* [INSTRUCTIONS TO FOLLOW]: Scan the listing below and copy every line holding "арендаторов".

* [PROVIDED RECORDS]:
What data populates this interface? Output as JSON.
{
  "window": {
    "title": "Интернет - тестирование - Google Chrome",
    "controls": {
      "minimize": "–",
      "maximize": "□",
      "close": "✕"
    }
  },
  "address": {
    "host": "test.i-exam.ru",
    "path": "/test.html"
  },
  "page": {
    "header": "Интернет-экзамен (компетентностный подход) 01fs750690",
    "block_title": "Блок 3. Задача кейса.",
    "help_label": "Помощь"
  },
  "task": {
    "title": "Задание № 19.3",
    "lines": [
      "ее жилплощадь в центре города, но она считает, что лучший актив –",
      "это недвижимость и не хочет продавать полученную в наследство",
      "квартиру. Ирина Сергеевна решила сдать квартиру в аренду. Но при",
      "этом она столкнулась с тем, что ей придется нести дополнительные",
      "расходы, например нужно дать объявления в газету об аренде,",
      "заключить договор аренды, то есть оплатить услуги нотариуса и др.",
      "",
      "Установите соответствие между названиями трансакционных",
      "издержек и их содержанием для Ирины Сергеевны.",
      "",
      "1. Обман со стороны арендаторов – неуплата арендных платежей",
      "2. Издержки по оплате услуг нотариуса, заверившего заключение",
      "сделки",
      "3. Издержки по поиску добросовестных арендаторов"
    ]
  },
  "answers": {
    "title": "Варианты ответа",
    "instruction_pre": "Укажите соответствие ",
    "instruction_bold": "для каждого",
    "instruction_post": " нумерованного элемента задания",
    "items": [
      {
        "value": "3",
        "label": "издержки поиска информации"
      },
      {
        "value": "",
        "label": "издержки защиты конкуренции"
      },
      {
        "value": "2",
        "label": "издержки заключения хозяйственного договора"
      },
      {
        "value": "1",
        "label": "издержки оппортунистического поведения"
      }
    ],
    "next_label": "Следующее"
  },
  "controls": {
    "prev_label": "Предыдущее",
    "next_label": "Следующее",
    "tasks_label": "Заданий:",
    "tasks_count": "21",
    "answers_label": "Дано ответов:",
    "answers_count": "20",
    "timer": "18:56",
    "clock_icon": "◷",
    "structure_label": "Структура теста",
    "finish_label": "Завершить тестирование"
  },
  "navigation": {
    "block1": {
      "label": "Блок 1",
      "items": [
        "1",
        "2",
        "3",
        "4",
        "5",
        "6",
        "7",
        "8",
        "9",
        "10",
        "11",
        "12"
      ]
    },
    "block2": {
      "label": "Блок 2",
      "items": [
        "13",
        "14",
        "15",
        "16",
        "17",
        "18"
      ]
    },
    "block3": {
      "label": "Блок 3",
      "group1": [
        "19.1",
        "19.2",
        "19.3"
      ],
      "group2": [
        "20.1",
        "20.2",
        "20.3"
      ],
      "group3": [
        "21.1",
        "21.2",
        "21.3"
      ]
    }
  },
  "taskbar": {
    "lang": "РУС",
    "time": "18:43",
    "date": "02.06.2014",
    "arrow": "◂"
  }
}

* [WRITTEN SOLUTION]:
      "1. Обман со стороны арендаторов – неуплата арендных платежей",
      "3. Издержки по поиску добросовестных арендаторов"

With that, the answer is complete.